Extracted data entries:

** Start **

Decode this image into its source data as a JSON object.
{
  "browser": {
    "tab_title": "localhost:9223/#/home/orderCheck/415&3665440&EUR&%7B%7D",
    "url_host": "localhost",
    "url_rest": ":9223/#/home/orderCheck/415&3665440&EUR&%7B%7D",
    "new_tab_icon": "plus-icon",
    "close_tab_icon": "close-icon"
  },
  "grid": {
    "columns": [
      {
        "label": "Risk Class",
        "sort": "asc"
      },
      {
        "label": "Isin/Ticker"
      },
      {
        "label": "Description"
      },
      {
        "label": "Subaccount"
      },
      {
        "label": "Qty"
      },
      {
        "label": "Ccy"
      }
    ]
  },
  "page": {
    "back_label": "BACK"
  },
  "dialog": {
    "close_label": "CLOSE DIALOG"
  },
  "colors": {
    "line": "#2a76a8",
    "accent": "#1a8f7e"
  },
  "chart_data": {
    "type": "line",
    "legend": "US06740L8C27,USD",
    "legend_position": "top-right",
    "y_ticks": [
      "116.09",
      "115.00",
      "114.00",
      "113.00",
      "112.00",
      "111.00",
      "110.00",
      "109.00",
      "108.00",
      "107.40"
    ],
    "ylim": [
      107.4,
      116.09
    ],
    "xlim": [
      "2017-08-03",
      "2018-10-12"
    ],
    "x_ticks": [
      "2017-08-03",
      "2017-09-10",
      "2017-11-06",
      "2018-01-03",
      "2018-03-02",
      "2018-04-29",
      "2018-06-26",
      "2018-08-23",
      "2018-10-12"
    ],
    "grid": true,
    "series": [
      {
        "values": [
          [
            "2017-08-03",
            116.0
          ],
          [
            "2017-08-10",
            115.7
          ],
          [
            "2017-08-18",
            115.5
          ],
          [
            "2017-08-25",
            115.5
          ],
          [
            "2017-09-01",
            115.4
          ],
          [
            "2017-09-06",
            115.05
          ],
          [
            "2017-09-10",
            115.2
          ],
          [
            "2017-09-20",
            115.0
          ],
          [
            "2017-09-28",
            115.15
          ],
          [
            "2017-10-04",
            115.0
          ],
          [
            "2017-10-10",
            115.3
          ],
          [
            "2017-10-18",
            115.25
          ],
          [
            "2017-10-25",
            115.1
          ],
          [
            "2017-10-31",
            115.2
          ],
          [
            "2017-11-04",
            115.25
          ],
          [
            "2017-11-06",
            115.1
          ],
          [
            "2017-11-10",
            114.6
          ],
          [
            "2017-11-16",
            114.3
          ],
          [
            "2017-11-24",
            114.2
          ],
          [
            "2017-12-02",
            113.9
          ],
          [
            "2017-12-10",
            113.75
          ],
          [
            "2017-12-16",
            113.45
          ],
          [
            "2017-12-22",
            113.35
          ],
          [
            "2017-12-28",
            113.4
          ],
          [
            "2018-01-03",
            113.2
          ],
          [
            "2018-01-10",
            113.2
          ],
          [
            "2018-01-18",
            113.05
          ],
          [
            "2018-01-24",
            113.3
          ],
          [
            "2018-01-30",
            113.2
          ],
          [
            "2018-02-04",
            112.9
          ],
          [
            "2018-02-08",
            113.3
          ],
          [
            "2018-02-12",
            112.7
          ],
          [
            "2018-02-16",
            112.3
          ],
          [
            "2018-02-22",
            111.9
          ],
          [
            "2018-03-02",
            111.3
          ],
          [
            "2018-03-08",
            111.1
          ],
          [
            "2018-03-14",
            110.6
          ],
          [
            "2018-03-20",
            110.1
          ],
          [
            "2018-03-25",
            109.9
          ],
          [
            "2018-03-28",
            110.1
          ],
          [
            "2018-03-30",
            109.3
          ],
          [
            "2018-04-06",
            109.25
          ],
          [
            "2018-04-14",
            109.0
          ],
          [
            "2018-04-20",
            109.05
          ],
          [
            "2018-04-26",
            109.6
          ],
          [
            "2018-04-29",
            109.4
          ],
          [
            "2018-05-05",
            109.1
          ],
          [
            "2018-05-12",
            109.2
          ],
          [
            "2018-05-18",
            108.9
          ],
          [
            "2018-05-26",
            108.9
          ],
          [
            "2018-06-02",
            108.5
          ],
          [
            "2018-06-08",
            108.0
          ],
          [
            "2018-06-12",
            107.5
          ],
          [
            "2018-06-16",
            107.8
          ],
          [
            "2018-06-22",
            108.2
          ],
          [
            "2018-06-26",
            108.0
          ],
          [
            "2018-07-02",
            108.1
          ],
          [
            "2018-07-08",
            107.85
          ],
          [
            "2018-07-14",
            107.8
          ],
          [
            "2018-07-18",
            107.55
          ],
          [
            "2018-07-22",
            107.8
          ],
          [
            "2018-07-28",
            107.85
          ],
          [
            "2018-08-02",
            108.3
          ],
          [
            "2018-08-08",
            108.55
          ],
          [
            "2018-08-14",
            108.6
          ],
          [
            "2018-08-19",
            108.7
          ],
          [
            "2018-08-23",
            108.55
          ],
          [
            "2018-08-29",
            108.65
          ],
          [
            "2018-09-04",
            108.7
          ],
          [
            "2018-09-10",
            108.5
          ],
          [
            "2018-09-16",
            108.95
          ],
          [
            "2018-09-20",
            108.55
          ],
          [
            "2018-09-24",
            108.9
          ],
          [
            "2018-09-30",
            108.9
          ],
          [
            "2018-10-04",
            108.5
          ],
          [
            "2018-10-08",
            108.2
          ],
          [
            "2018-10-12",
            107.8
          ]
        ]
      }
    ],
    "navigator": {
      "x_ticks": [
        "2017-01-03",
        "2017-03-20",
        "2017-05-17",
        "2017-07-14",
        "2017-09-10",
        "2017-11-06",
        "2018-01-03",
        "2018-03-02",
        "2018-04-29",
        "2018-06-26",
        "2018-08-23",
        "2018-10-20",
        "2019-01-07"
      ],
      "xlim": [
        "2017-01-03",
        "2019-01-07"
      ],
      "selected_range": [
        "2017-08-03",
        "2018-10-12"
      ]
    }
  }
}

** End **

* **STATED PROBLEM**: Lines holding the word "localhost" in the entries above are the ones to pull out. Copy them all.

* **EXPECTED OUTPUT**:
    "tab_title": "localhost:9223/#/home/orderCheck/415&3665440&EUR&%7B%7D",
    "url_host": "localhost",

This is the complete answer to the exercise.